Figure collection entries
>> Begin
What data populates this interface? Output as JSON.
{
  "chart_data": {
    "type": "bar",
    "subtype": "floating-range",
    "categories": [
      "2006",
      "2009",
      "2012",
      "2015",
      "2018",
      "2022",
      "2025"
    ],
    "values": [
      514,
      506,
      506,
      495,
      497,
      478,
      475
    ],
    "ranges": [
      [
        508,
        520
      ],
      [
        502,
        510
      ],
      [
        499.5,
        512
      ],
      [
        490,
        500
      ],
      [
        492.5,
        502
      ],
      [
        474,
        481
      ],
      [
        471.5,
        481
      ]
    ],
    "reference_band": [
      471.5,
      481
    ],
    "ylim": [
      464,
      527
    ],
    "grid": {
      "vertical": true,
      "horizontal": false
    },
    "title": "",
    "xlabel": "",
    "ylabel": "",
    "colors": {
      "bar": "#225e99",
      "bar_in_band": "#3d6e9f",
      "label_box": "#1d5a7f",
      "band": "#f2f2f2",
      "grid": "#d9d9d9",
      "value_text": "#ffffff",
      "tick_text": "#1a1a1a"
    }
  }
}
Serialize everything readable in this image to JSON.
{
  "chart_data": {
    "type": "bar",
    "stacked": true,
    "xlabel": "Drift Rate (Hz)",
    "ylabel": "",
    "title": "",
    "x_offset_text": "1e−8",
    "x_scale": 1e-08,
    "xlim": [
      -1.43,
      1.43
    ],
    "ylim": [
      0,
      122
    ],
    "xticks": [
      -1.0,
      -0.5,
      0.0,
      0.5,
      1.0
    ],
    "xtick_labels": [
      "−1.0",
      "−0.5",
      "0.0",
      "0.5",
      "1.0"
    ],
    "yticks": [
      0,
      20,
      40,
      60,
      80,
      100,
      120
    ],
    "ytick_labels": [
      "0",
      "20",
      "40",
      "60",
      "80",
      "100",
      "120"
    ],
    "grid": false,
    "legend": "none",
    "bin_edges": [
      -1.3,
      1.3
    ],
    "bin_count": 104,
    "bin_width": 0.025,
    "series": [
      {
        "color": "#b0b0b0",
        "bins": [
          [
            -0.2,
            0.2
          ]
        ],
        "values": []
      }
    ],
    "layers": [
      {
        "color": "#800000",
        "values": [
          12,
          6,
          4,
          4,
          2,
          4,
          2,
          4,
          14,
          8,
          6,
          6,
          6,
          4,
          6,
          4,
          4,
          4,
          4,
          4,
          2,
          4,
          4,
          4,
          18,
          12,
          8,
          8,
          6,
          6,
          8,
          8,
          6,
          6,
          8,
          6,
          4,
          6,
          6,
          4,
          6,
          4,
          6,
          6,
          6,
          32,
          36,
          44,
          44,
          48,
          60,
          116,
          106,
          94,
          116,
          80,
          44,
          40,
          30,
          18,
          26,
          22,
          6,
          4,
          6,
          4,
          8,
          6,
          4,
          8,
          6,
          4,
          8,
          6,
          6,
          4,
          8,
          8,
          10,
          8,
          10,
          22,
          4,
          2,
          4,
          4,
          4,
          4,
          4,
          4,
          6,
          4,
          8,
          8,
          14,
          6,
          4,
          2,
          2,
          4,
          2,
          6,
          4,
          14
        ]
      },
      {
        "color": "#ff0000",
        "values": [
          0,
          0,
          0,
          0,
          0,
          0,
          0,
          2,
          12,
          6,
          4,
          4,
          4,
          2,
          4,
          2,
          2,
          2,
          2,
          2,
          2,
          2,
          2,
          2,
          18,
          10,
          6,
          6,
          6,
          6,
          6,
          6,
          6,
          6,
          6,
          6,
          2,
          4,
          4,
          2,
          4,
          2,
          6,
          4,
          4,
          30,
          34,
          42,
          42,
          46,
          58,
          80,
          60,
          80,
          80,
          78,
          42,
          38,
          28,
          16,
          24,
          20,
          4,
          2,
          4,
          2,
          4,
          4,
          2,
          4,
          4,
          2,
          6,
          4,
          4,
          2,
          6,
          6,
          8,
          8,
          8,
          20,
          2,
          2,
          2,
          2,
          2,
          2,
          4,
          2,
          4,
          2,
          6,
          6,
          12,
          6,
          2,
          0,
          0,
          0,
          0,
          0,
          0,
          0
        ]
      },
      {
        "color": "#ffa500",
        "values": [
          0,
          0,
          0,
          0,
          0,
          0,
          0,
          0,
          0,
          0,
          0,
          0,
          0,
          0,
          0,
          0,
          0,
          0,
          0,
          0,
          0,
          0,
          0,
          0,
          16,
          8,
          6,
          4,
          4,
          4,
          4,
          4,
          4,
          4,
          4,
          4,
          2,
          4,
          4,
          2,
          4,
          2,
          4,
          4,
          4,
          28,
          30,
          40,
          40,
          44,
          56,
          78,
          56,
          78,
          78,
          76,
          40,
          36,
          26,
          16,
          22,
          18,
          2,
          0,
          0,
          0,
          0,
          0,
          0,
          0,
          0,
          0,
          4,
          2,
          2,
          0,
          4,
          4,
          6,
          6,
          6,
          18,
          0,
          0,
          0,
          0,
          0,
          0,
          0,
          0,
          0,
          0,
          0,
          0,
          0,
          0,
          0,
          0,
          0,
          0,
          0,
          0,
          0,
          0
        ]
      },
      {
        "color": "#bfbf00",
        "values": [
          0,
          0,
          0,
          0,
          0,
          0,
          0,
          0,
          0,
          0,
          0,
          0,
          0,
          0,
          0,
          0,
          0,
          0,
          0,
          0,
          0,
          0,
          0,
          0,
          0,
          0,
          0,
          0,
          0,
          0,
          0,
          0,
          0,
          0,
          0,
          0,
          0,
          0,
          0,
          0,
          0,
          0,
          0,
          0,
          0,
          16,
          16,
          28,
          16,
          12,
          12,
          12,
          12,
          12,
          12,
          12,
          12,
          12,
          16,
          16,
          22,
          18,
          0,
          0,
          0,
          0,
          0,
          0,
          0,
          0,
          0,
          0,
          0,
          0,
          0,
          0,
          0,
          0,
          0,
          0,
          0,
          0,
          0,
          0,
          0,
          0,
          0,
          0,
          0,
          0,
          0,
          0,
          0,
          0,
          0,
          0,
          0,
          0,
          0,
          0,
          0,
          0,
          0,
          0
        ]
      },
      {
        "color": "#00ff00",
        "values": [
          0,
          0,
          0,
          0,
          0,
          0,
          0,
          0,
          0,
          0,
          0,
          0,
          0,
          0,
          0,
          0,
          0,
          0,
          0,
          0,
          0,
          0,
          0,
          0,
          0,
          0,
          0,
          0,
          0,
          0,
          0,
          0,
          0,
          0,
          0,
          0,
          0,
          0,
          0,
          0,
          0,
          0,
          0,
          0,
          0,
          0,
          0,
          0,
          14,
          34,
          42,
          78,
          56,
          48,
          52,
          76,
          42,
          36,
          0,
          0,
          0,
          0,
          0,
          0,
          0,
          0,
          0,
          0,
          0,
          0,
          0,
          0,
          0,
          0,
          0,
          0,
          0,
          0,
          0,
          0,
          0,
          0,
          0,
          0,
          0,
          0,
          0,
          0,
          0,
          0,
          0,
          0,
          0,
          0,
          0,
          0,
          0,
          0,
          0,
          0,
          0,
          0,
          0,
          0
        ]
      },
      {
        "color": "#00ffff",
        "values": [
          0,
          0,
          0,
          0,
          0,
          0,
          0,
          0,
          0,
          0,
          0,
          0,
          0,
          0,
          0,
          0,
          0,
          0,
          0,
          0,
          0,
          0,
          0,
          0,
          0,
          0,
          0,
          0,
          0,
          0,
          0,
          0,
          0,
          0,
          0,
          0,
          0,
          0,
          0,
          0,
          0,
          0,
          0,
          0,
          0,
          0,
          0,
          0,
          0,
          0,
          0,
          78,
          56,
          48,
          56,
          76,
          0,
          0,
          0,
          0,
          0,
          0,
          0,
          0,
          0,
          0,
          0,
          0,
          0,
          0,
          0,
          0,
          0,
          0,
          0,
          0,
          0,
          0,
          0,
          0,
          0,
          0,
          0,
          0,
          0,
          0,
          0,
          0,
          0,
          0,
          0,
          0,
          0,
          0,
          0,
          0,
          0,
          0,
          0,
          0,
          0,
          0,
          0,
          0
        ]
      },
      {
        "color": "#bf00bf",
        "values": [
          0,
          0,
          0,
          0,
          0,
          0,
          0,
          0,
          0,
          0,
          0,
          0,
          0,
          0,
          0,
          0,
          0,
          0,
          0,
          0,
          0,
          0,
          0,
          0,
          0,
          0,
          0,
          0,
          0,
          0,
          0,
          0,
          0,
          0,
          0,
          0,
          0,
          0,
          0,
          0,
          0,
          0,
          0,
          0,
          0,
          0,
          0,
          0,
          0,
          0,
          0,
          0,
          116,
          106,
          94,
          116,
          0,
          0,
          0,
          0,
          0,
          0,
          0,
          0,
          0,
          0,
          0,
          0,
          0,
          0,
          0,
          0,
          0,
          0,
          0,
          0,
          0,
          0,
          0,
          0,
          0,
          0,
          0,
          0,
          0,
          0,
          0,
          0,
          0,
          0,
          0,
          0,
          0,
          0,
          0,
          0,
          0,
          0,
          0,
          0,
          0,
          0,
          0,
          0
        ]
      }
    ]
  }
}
>> End
### To be done
Pick out all the lines with the word "this" in them and copy them.

### Expected answer
What data populates this interface? Output as JSON.
Serialize everything readable in this image to JSON.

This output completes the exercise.